Data excerpts

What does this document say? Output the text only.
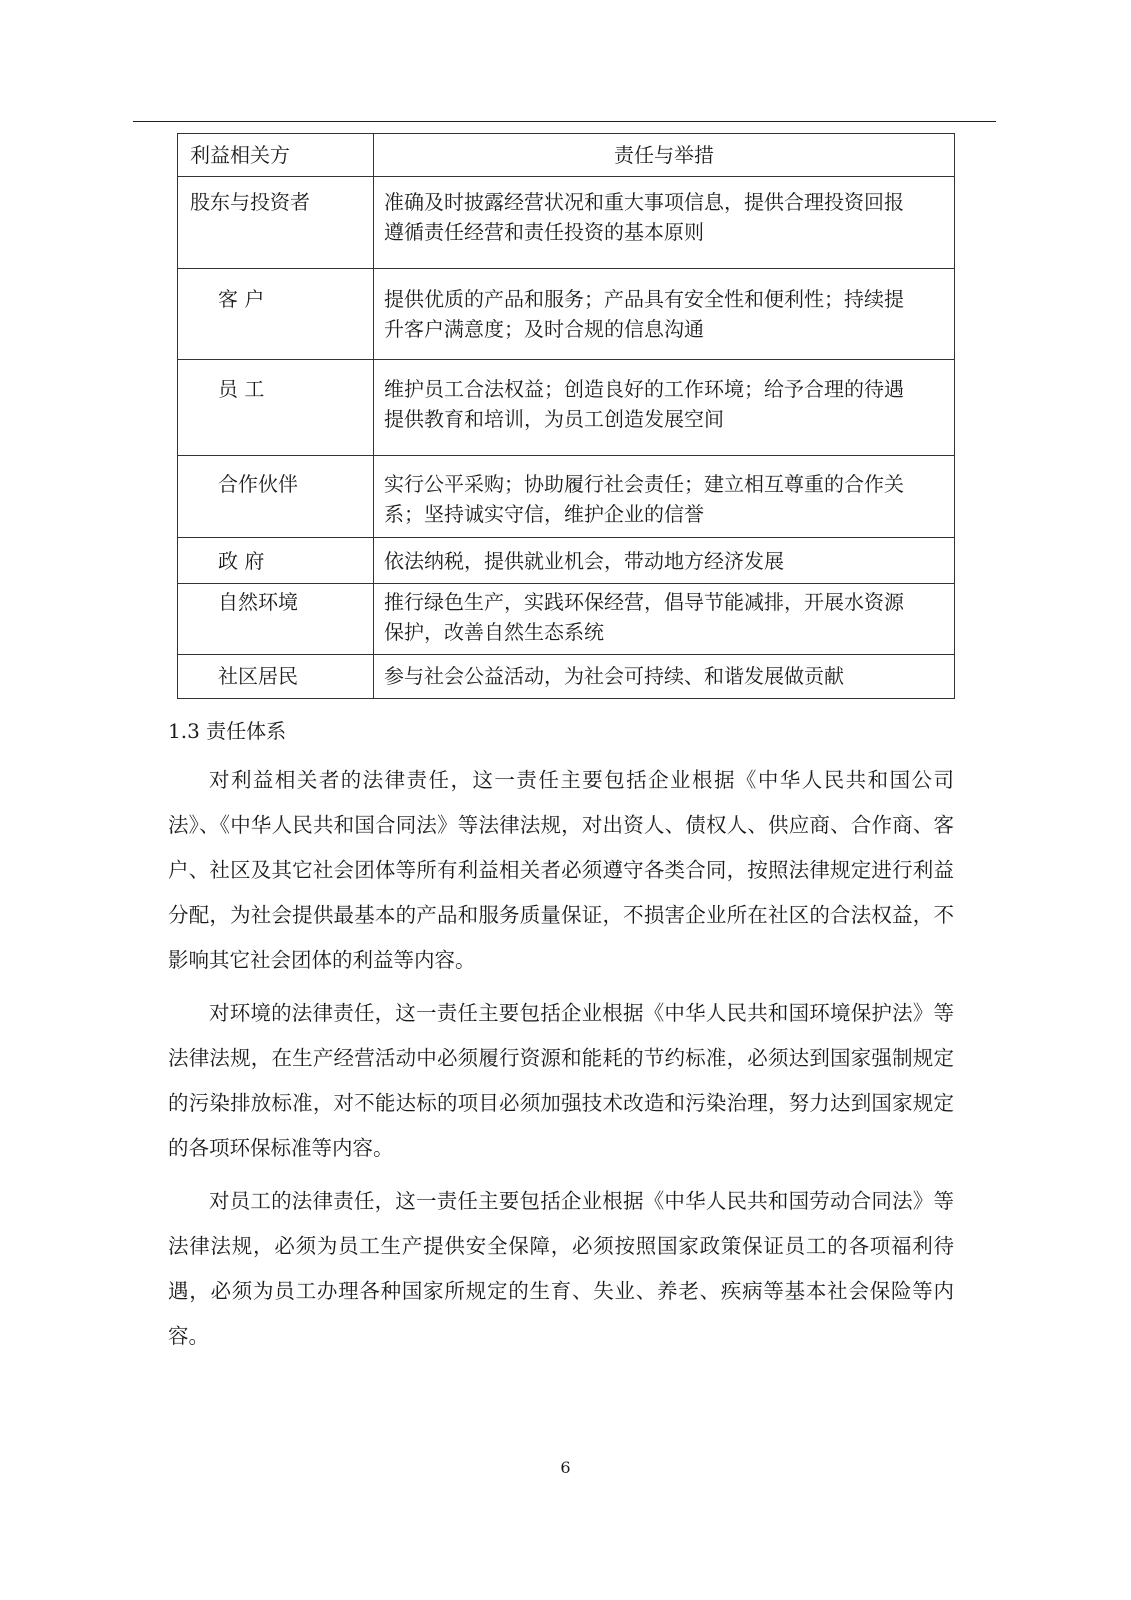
利益相关方	责任与举措
股东与投资者	准确及时披露经营状况和重大事项信息，提供合理投资回报
遵循责任经营和责任投资的基本原则

客 户	提供优质的产品和服务；产品具有安全性和便利性；持续提
升客户满意度；及时合规的信息沟通

员 工	维护员工合法权益；创造良好的工作环境；给予合理的待遇
提供教育和培训，为员工创造发展空间

合作伙伴	实行公平采购；协助履行社会责任；建立相互尊重的合作关
系；坚持诚实守信，维护企业的信誉

政 府	依法纳税，提供就业机会，带动地方经济发展

自然环境	推行绿色生产，实践环保经营，倡导节能减排，开展水资源
保护，改善自然生态系统

社区居民	参与社会公益活动，为社会可持续、和谐发展做贡献
1.3 责任体系

对利益相关者的法律责任，这一责任主要包括企业根据《中华人民共和国公司法》、《中华人民共和国合同法》等法律法规，对出资人、债权人、供应商、合作商、客户、社区及其它社会团体等所有利益相关者必须遵守各类合同，按照法律规定进行利益分配，为社会提供最基本的产品和服务质量保证，不损害企业所在社区的合法权益，不影响其它社会团体的利益等内容。

对环境的法律责任，这一责任主要包括企业根据《中华人民共和国环境保护法》等法律法规，在生产经营活动中必须履行资源和能耗的节约标准，必须达到国家强制规定的污染排放标准，对不能达标的项目必须加强技术改造和污染治理，努力达到国家规定的各项环保标准等内容。

对员工的法律责任，这一责任主要包括企业根据《中华人民共和国劳动合同法》等法律法规，必须为员工生产提供安全保障，必须按照国家政策保证员工的各项福利待遇，必须为员工办理各种国家所规定的生育、失业、养老、疾病等基本社会保险等内容。

6
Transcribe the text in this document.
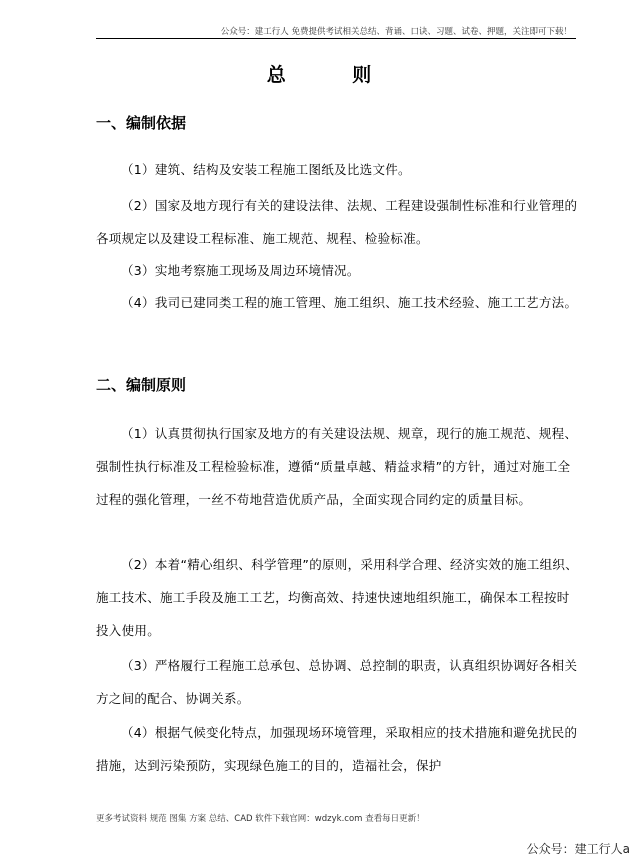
公众号：建工行人 免费提供考试相关总结、背诵、口诀、习题、试卷、押题，关注即可下载！
总 则
一、编制依据
（1）建筑、结构及安装工程施工图纸及比选文件。
（2）国家及地方现行有关的建设法律、法规、工程建设强制性标准和行业管理的各项规定以及建设工程标准、施工规范、规程、检验标准。
（3）实地考察施工现场及周边环境情况。
（4）我司已建同类工程的施工管理、施工组织、施工技术经验、施工工艺方法。
二、编制原则
（1）认真贯彻执行国家及地方的有关建设法规、规章，现行的施工规范、规程、强制性执行标准及工程检验标准，遵循“质量卓越、精益求精”的方针，通过对施工全过程的强化管理，一丝不苟地营造优质产品，全面实现合同约定的质量目标。
（2）本着“精心组织、科学管理”的原则，采用科学合理、经济实效的施工组织、施工技术、施工手段及施工工艺，均衡高效、持速快速地组织施工，确保本工程按时投入使用。
（3）严格履行工程施工总承包、总协调、总控制的职责，认真组织协调好各相关方之间的配合、协调关系。
（4）根据气候变化特点，加强现场环境管理，采取相应的技术措施和避免扰民的措施，达到污染预防，实现绿色施工的目的，造福社会，保护
更多考试资料 规范 图集 方案 总结、CAD 软件下载官网：wdzyk.com 查看每日更新！
公众号：建工行人a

#### [What you are asked to do]
Transcribe the listing in full and omit the pictures.

#### [Solution]
What does this document say? Output the text only.
利益相关方	责任与举措
股东与投资者	准确及时披露经营状况和重大事项信息，提供合理投资回报
遵循责任经营和责任投资的基本原则

客 户	提供优质的产品和服务；产品具有安全性和便利性；持续提
升客户满意度；及时合规的信息沟通

员 工	维护员工合法权益；创造良好的工作环境；给予合理的待遇
提供教育和培训，为员工创造发展空间

合作伙伴	实行公平采购；协助履行社会责任；建立相互尊重的合作关
系；坚持诚实守信，维护企业的信誉

政 府	依法纳税，提供就业机会，带动地方经济发展

自然环境	推行绿色生产，实践环保经营，倡导节能减排，开展水资源
保护，改善自然生态系统

社区居民	参与社会公益活动，为社会可持续、和谐发展做贡献
1.3 责任体系

对利益相关者的法律责任，这一责任主要包括企业根据《中华人民共和国公司法》、《中华人民共和国合同法》等法律法规，对出资人、债权人、供应商、合作商、客户、社区及其它社会团体等所有利益相关者必须遵守各类合同，按照法律规定进行利益分配，为社会提供最基本的产品和服务质量保证，不损害企业所在社区的合法权益，不影响其它社会团体的利益等内容。

对环境的法律责任，这一责任主要包括企业根据《中华人民共和国环境保护法》等法律法规，在生产经营活动中必须履行资源和能耗的节约标准，必须达到国家强制规定的污染排放标准，对不能达标的项目必须加强技术改造和污染治理，努力达到国家规定的各项环保标准等内容。

对员工的法律责任，这一责任主要包括企业根据《中华人民共和国劳动合同法》等法律法规，必须为员工生产提供安全保障，必须按照国家政策保证员工的各项福利待遇，必须为员工办理各种国家所规定的生育、失业、养老、疾病等基本社会保险等内容。

6
Transcribe the text in this document.
公众号：建工行人 免费提供考试相关总结、背诵、口诀、习题、试卷、押题，关注即可下载！
总 则
一、编制依据
（1）建筑、结构及安装工程施工图纸及比选文件。
（2）国家及地方现行有关的建设法律、法规、工程建设强制性标准和行业管理的各项规定以及建设工程标准、施工规范、规程、检验标准。
（3）实地考察施工现场及周边环境情况。
（4）我司已建同类工程的施工管理、施工组织、施工技术经验、施工工艺方法。
二、编制原则
（1）认真贯彻执行国家及地方的有关建设法规、规章，现行的施工规范、规程、强制性执行标准及工程检验标准，遵循“质量卓越、精益求精”的方针，通过对施工全过程的强化管理，一丝不苟地营造优质产品，全面实现合同约定的质量目标。
（2）本着“精心组织、科学管理”的原则，采用科学合理、经济实效的施工组织、施工技术、施工手段及施工工艺，均衡高效、持速快速地组织施工，确保本工程按时投入使用。
（3）严格履行工程施工总承包、总协调、总控制的职责，认真组织协调好各相关方之间的配合、协调关系。
（4）根据气候变化特点，加强现场环境管理，采取相应的技术措施和避免扰民的措施，达到污染预防，实现绿色施工的目的，造福社会，保护
更多考试资料 规范 图集 方案 总结、CAD 软件下载官网：wdzyk.com 查看每日更新！
公众号：建工行人a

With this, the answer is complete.